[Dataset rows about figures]
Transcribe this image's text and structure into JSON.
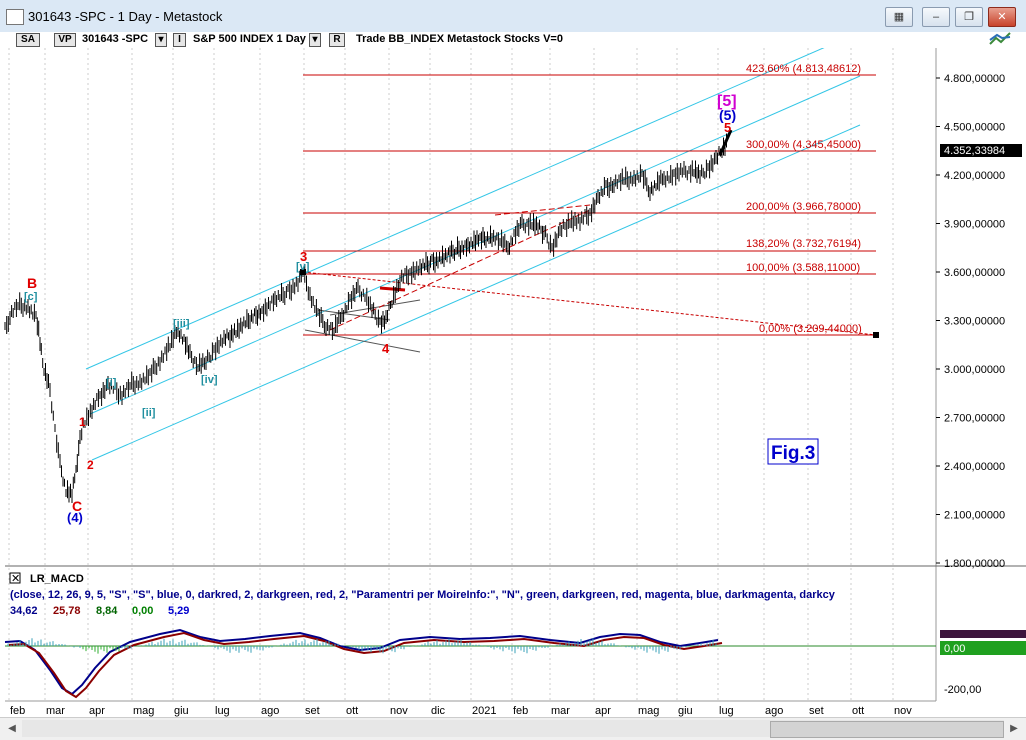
{
  "window": {
    "title": "301643 -SPC - 1 Day - Metastock"
  },
  "toolbar": {
    "sa": "SA",
    "vp": "VP",
    "symbol": "301643 -SPC",
    "i": "I",
    "desc": "S&P 500 INDEX  1 Day",
    "r": "R",
    "trade": "Trade  BB_INDEX  Metastock  Stocks  V=0"
  },
  "price_axis": {
    "labels": [
      "4.800,00000",
      "4.500,00000",
      "4.200,00000",
      "3.900,00000",
      "3.600,00000",
      "3.300,00000",
      "3.000,00000",
      "2.700,00000",
      "2.400,00000",
      "2.100,00000",
      "1.800,00000"
    ],
    "current": "4.352,33984"
  },
  "fib_levels": [
    {
      "label": "423,60% (4.813,48612)"
    },
    {
      "label": "300,00% (4.345,45000)"
    },
    {
      "label": "200,00% (3.966,78000)"
    },
    {
      "label": "138,20% (3.732,76194)"
    },
    {
      "label": "100,00% (3.588,11000)"
    },
    {
      "label": "0,00% (3.209,44000)"
    }
  ],
  "wave_labels": {
    "B": "B",
    "c_bracket": "[c]",
    "C": "C",
    "four_paren": "(4)",
    "one": "1",
    "two": "2",
    "i": "[i]",
    "ii": "[ii]",
    "iii": "[iii]",
    "iv": "[iv]",
    "v": "[v]",
    "three": "3",
    "four": "4",
    "five": "5",
    "five_paren": "(5)",
    "five_bracket": "[5]"
  },
  "fig_label": "Fig.3",
  "macd": {
    "title": "LR_MACD",
    "params": "(close, 12, 26, 9, 5, \"S\", \"S\", blue, 0, darkred, 2, darkgreen, red, 2, \"Paramentri per MoireInfo:\", \"N\", green, darkgreen, red, magenta, blue, darkmagenta, darkcy",
    "values": [
      {
        "v": "34,62",
        "color": "#00008b"
      },
      {
        "v": "25,78",
        "color": "#8b0000"
      },
      {
        "v": "8,84",
        "color": "#006400"
      },
      {
        "v": "0,00",
        "color": "#008000"
      },
      {
        "v": "5,29",
        "color": "#0000cd"
      }
    ],
    "axis": {
      "zero": "0,00",
      "low": "-200,00"
    }
  },
  "x_axis": [
    "feb",
    "mar",
    "apr",
    "mag",
    "giu",
    "lug",
    "ago",
    "set",
    "ott",
    "nov",
    "dic",
    "2021",
    "feb",
    "mar",
    "apr",
    "mag",
    "giu",
    "lug",
    "ago",
    "set",
    "ott",
    "nov"
  ],
  "colors": {
    "channel": "#33c6e6",
    "fib": "#c80000",
    "price": "#000000"
  }
}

WHAT THIS TASK INVOLVES ->
The records above are to be restated exactly, without their pictures.

SOLVED EXERCISE ->
Transcribe this image's text and structure into JSON.
{
  "window": {
    "title": "301643 -SPC - 1 Day - Metastock"
  },
  "toolbar": {
    "sa": "SA",
    "vp": "VP",
    "symbol": "301643 -SPC",
    "i": "I",
    "desc": "S&P 500 INDEX  1 Day",
    "r": "R",
    "trade": "Trade  BB_INDEX  Metastock  Stocks  V=0"
  },
  "price_axis": {
    "labels": [
      "4.800,00000",
      "4.500,00000",
      "4.200,00000",
      "3.900,00000",
      "3.600,00000",
      "3.300,00000",
      "3.000,00000",
      "2.700,00000",
      "2.400,00000",
      "2.100,00000",
      "1.800,00000"
    ],
    "current": "4.352,33984"
  },
  "fib_levels": [
    {
      "label": "423,60% (4.813,48612)"
    },
    {
      "label": "300,00% (4.345,45000)"
    },
    {
      "label": "200,00% (3.966,78000)"
    },
    {
      "label": "138,20% (3.732,76194)"
    },
    {
      "label": "100,00% (3.588,11000)"
    },
    {
      "label": "0,00% (3.209,44000)"
    }
  ],
  "wave_labels": {
    "B": "B",
    "c_bracket": "[c]",
    "C": "C",
    "four_paren": "(4)",
    "one": "1",
    "two": "2",
    "i": "[i]",
    "ii": "[ii]",
    "iii": "[iii]",
    "iv": "[iv]",
    "v": "[v]",
    "three": "3",
    "four": "4",
    "five": "5",
    "five_paren": "(5)",
    "five_bracket": "[5]"
  },
  "fig_label": "Fig.3",
  "macd": {
    "title": "LR_MACD",
    "params": "(close, 12, 26, 9, 5, \"S\", \"S\", blue, 0, darkred, 2, darkgreen, red, 2, \"Paramentri per MoireInfo:\", \"N\", green, darkgreen, red, magenta, blue, darkmagenta, darkcy",
    "values": [
      {
        "v": "34,62",
        "color": "#00008b"
      },
      {
        "v": "25,78",
        "color": "#8b0000"
      },
      {
        "v": "8,84",
        "color": "#006400"
      },
      {
        "v": "0,00",
        "color": "#008000"
      },
      {
        "v": "5,29",
        "color": "#0000cd"
      }
    ],
    "axis": {
      "zero": "0,00",
      "low": "-200,00"
    }
  },
  "x_axis": [
    "feb",
    "mar",
    "apr",
    "mag",
    "giu",
    "lug",
    "ago",
    "set",
    "ott",
    "nov",
    "dic",
    "2021",
    "feb",
    "mar",
    "apr",
    "mag",
    "giu",
    "lug",
    "ago",
    "set",
    "ott",
    "nov"
  ],
  "colors": {
    "channel": "#33c6e6",
    "fib": "#c80000",
    "price": "#000000"
  }
}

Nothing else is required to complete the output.